(Study text):
***

Many more companies have promised to forward concerns to their media departments, and have given no further response as yet.
There are many companies that have not yet given any response at all. Some of these have been more directly associated with the Duggar, Dillard, and Seewald families. These include companies the Duggar family endorsed on their original show, and companies that the families have posted about on their social media pages.
Jim Bob Duggar recently shared this image of himself visiting Lowe’s with his newest grandchild. Lowe’s has not responded to requests for information about whether they will advertise on the Seewald/Dillard specials.
Disney is another company that isn’t responding to calls to boycott the Duggar/Dillard/Seewald specials — photos of Michelle Duggar and some of her sons at Disneyland can be found on the Duggar Family Blog.
Chick-Fil-A is a Duggar family favorite, and is expressing no opinions on the scandals and controversies.
Hobby Lobby, a company well known for conservative values, has also expressed no stance.
There’s no doubt that the Dillard and Seewald specials can go on even if the only sponsors are companies that have openly taken conservative stances, and a small handful that refuse to take any stance, so the boycotts and protests may not stop the specials, or further spin-offs, from taking place. However, there can be no question that TLC knows how a large percent of the public feels about the Duggar, Seewald, and Dillard families being promoted and placed on a pedestal on their network. Whether the public response will take down the ratings and the shows yet remains to be seen.

***

Document layout detection data:
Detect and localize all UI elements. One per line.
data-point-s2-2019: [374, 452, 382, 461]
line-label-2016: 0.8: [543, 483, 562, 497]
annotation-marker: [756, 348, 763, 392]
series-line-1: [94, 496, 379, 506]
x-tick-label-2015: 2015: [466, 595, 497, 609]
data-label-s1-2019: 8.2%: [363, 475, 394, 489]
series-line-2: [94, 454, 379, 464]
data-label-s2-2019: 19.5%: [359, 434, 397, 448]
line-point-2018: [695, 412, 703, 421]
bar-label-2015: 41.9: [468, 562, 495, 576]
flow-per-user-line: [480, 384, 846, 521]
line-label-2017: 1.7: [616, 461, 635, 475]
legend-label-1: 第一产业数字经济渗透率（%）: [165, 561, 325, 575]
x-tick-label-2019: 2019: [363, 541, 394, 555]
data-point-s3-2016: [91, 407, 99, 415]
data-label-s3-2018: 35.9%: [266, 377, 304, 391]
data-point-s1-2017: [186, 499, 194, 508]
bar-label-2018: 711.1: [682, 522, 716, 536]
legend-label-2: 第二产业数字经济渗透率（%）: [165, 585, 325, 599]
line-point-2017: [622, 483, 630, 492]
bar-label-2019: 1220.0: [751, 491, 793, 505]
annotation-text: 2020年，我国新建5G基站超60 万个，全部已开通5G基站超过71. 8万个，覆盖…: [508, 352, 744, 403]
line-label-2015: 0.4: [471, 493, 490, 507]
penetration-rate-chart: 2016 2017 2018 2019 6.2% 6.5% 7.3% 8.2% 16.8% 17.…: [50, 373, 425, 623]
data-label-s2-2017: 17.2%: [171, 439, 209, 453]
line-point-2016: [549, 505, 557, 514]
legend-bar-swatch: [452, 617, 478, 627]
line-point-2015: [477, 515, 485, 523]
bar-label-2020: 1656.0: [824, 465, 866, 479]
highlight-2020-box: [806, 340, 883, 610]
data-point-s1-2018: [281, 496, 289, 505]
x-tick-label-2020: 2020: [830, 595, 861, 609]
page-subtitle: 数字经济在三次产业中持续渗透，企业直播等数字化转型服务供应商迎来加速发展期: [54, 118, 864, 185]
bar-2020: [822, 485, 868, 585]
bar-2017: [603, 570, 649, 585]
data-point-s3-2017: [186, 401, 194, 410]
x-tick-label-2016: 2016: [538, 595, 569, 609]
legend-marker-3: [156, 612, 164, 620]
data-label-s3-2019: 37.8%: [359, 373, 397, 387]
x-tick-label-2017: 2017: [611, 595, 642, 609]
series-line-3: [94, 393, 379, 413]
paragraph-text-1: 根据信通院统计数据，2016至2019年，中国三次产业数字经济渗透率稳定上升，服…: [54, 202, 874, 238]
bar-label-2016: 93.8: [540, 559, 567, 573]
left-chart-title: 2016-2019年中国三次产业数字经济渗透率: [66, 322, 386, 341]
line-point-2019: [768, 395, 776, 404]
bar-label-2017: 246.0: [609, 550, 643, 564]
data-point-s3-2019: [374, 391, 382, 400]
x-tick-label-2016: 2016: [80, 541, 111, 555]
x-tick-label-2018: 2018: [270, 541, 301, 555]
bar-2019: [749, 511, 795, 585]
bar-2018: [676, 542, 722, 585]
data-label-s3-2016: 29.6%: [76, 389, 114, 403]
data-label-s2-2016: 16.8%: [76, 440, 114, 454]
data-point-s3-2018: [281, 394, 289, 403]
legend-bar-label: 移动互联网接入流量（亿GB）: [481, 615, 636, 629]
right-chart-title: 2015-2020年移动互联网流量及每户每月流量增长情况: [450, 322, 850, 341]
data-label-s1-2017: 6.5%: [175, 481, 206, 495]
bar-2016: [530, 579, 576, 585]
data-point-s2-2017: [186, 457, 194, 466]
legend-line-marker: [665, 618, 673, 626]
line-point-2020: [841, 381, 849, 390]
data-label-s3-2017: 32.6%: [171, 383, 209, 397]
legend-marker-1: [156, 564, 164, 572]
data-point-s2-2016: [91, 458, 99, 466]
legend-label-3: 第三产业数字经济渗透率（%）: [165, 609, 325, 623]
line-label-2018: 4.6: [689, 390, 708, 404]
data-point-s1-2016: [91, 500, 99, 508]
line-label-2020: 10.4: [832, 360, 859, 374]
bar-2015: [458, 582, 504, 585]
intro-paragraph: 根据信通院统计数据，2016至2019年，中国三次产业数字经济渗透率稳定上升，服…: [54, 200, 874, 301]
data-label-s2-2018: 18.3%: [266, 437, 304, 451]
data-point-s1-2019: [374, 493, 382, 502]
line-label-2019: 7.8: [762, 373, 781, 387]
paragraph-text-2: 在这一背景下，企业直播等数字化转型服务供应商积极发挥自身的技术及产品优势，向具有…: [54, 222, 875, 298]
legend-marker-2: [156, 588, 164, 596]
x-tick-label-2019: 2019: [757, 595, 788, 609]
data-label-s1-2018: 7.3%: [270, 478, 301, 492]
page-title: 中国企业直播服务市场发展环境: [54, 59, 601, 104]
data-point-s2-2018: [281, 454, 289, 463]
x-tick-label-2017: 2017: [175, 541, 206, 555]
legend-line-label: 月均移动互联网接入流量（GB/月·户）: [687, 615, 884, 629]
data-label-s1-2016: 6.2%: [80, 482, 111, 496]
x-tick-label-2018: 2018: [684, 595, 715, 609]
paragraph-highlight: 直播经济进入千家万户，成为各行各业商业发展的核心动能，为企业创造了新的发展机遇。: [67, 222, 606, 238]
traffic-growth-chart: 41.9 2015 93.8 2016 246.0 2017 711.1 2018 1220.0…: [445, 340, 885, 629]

***

From the text on the Duggar family specials, write out the passage starting at "Many more companies" and ending at "social media pages.".

(Written solution):
Many more companies have promised to forward concerns to their media departments, and have given no further response as yet.
There are many companies that have not yet given any response at all. Some of these have been more directly associated with the Duggar, Dillard, and Seewald families. These include companies the Duggar family endorsed on their original show, and companies that the families have posted about on their social media pages.